BRIEF: Reproduce each of the lines word for word.
------ DATASET EXTRACT
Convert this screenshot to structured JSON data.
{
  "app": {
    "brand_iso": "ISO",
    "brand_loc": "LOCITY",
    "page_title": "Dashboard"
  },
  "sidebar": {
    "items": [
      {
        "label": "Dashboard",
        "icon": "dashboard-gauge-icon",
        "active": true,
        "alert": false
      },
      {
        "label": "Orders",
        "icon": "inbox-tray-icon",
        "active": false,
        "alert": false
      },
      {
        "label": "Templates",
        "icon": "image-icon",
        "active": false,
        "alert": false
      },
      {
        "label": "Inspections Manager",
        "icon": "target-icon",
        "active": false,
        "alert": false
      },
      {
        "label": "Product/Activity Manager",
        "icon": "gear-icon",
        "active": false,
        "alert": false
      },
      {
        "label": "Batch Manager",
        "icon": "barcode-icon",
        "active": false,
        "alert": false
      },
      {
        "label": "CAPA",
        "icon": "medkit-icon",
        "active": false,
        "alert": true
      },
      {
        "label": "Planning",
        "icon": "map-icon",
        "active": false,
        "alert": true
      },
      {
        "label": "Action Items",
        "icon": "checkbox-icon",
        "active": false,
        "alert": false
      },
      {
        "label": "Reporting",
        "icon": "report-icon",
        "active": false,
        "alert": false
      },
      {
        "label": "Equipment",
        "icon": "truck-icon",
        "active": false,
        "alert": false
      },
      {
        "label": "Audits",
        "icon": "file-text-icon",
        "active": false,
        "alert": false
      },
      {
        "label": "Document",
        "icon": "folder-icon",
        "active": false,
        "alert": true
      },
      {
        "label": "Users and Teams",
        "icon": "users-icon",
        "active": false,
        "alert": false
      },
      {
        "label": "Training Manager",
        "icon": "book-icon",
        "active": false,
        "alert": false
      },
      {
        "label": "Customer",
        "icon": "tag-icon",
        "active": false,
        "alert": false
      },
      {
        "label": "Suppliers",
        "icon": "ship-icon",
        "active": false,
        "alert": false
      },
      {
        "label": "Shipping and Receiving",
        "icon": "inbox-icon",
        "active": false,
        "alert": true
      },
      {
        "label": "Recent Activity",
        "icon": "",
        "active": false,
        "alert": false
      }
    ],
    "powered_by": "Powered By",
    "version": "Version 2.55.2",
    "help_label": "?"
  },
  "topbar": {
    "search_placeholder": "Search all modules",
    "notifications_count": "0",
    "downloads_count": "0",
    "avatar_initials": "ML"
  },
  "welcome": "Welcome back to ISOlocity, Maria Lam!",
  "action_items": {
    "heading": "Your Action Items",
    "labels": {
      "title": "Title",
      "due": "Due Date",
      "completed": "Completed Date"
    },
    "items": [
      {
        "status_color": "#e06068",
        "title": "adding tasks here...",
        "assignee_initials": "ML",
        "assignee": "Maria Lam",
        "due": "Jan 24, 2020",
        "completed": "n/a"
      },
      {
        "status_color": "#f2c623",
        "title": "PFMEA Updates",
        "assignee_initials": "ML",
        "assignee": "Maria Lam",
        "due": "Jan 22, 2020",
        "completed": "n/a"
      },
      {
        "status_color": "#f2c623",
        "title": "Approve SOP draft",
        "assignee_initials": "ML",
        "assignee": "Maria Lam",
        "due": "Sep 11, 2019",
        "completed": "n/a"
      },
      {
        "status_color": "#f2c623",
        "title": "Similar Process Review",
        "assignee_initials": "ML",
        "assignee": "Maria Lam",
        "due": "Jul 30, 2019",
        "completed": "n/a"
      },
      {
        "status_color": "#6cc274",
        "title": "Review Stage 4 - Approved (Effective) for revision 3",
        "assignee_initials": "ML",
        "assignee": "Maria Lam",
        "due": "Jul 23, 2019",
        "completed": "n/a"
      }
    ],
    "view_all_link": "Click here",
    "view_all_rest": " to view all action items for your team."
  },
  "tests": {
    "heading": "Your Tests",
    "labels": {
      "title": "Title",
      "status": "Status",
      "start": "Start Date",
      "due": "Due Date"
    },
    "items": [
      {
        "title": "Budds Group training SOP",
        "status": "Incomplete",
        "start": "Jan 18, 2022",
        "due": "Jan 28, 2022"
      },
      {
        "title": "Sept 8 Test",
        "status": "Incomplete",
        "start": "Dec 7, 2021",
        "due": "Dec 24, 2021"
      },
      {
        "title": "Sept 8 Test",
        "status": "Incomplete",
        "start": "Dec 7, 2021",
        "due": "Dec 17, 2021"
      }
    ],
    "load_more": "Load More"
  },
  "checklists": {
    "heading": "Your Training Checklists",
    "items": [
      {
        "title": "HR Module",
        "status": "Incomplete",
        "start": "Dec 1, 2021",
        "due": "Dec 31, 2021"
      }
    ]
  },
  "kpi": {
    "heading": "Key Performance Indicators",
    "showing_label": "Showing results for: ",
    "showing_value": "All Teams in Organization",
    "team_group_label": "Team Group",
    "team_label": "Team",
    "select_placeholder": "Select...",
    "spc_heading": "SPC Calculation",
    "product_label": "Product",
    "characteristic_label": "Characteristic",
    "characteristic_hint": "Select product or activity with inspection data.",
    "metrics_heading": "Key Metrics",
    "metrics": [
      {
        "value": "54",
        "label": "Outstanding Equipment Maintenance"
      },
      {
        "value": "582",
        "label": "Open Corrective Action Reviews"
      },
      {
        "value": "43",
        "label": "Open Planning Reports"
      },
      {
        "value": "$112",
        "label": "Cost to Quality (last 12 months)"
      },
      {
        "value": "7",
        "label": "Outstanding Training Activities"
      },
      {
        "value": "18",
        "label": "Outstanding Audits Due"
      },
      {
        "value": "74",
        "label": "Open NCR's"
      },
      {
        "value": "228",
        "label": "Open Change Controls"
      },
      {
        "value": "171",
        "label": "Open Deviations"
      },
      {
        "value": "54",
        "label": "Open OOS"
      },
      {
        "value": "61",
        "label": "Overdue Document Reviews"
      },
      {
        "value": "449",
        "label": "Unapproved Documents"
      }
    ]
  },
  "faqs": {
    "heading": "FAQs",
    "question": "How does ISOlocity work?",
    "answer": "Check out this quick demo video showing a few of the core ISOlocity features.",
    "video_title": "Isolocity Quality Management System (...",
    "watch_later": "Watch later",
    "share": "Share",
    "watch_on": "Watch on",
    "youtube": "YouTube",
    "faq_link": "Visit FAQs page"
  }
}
------------
CORRECT ANSWER:
Convert this screenshot to structured JSON data.
{
  "app": {
    "brand_iso": "ISO",
    "brand_loc": "LOCITY",
    "page_title": "Dashboard"
  },
  "sidebar": {
    "items": [
      {
        "label": "Dashboard",
        "icon": "dashboard-gauge-icon",
        "active": true,
        "alert": false
      },
      {
        "label": "Orders",
        "icon": "inbox-tray-icon",
        "active": false,
        "alert": false
      },
      {
        "label": "Templates",
        "icon": "image-icon",
        "active": false,
        "alert": false
      },
      {
        "label": "Inspections Manager",
        "icon": "target-icon",
        "active": false,
        "alert": false
      },
      {
        "label": "Product/Activity Manager",
        "icon": "gear-icon",
        "active": false,
        "alert": false
      },
      {
        "label": "Batch Manager",
        "icon": "barcode-icon",
        "active": false,
        "alert": false
      },
      {
        "label": "CAPA",
        "icon": "medkit-icon",
        "active": false,
        "alert": true
      },
      {
        "label": "Planning",
        "icon": "map-icon",
        "active": false,
        "alert": true
      },
      {
        "label": "Action Items",
        "icon": "checkbox-icon",
        "active": false,
        "alert": false
      },
      {
        "label": "Reporting",
        "icon": "report-icon",
        "active": false,
        "alert": false
      },
      {
        "label": "Equipment",
        "icon": "truck-icon",
        "active": false,
        "alert": false
      },
      {
        "label": "Audits",
        "icon": "file-text-icon",
        "active": false,
        "alert": false
      },
      {
        "label": "Document",
        "icon": "folder-icon",
        "active": false,
        "alert": true
      },
      {
        "label": "Users and Teams",
        "icon": "users-icon",
        "active": false,
        "alert": false
      },
      {
        "label": "Training Manager",
        "icon": "book-icon",
        "active": false,
        "alert": false
      },
      {
        "label": "Customer",
        "icon": "tag-icon",
        "active": false,
        "alert": false
      },
      {
        "label": "Suppliers",
        "icon": "ship-icon",
        "active": false,
        "alert": false
      },
      {
        "label": "Shipping and Receiving",
        "icon": "inbox-icon",
        "active": false,
        "alert": true
      },
      {
        "label": "Recent Activity",
        "icon": "",
        "active": false,
        "alert": false
      }
    ],
    "powered_by": "Powered By",
    "version": "Version 2.55.2",
    "help_label": "?"
  },
  "topbar": {
    "search_placeholder": "Search all modules",
    "notifications_count": "0",
    "downloads_count": "0",
    "avatar_initials": "ML"
  },
  "welcome": "Welcome back to ISOlocity, Maria Lam!",
  "action_items": {
    "heading": "Your Action Items",
    "labels": {
      "title": "Title",
      "due": "Due Date",
      "completed": "Completed Date"
    },
    "items": [
      {
        "status_color": "#e06068",
        "title": "adding tasks here...",
        "assignee_initials": "ML",
        "assignee": "Maria Lam",
        "due": "Jan 24, 2020",
        "completed": "n/a"
      },
      {
        "status_color": "#f2c623",
        "title": "PFMEA Updates",
        "assignee_initials": "ML",
        "assignee": "Maria Lam",
        "due": "Jan 22, 2020",
        "completed": "n/a"
      },
      {
        "status_color": "#f2c623",
        "title": "Approve SOP draft",
        "assignee_initials": "ML",
        "assignee": "Maria Lam",
        "due": "Sep 11, 2019",
        "completed": "n/a"
      },
      {
        "status_color": "#f2c623",
        "title": "Similar Process Review",
        "assignee_initials": "ML",
        "assignee": "Maria Lam",
        "due": "Jul 30, 2019",
        "completed": "n/a"
      },
      {
        "status_color": "#6cc274",
        "title": "Review Stage 4 - Approved (Effective) for revision 3",
        "assignee_initials": "ML",
        "assignee": "Maria Lam",
        "due": "Jul 23, 2019",
        "completed": "n/a"
      }
    ],
    "view_all_link": "Click here",
    "view_all_rest": " to view all action items for your team."
  },
  "tests": {
    "heading": "Your Tests",
    "labels": {
      "title": "Title",
      "status": "Status",
      "start": "Start Date",
      "due": "Due Date"
    },
    "items": [
      {
        "title": "Budds Group training SOP",
        "status": "Incomplete",
        "start": "Jan 18, 2022",
        "due": "Jan 28, 2022"
      },
      {
        "title": "Sept 8 Test",
        "status": "Incomplete",
        "start": "Dec 7, 2021",
        "due": "Dec 24, 2021"
      },
      {
        "title": "Sept 8 Test",
        "status": "Incomplete",
        "start": "Dec 7, 2021",
        "due": "Dec 17, 2021"
      }
    ],
    "load_more": "Load More"
  },
  "checklists": {
    "heading": "Your Training Checklists",
    "items": [
      {
        "title": "HR Module",
        "status": "Incomplete",
        "start": "Dec 1, 2021",
        "due": "Dec 31, 2021"
      }
    ]
  },
  "kpi": {
    "heading": "Key Performance Indicators",
    "showing_label": "Showing results for: ",
    "showing_value": "All Teams in Organization",
    "team_group_label": "Team Group",
    "team_label": "Team",
    "select_placeholder": "Select...",
    "spc_heading": "SPC Calculation",
    "product_label": "Product",
    "characteristic_label": "Characteristic",
    "characteristic_hint": "Select product or activity with inspection data.",
    "metrics_heading": "Key Metrics",
    "metrics": [
      {
        "value": "54",
        "label": "Outstanding Equipment Maintenance"
      },
      {
        "value": "582",
        "label": "Open Corrective Action Reviews"
      },
      {
        "value": "43",
        "label": "Open Planning Reports"
      },
      {
        "value": "$112",
        "label": "Cost to Quality (last 12 months)"
      },
      {
        "value": "7",
        "label": "Outstanding Training Activities"
      },
      {
        "value": "18",
        "label": "Outstanding Audits Due"
      },
      {
        "value": "74",
        "label": "Open NCR's"
      },
      {
        "value": "228",
        "label": "Open Change Controls"
      },
      {
        "value": "171",
        "label": "Open Deviations"
      },
      {
        "value": "54",
        "label": "Open OOS"
      },
      {
        "value": "61",
        "label": "Overdue Document Reviews"
      },
      {
        "value": "449",
        "label": "Unapproved Documents"
      }
    ]
  },
  "faqs": {
    "heading": "FAQs",
    "question": "How does ISOlocity work?",
    "answer": "Check out this quick demo video showing a few of the core ISOlocity features.",
    "video_title": "Isolocity Quality Management System (...",
    "watch_later": "Watch later",
    "share": "Share",
    "watch_on": "Watch on",
    "youtube": "YouTube",
    "faq_link": "Visit FAQs page"
  }
}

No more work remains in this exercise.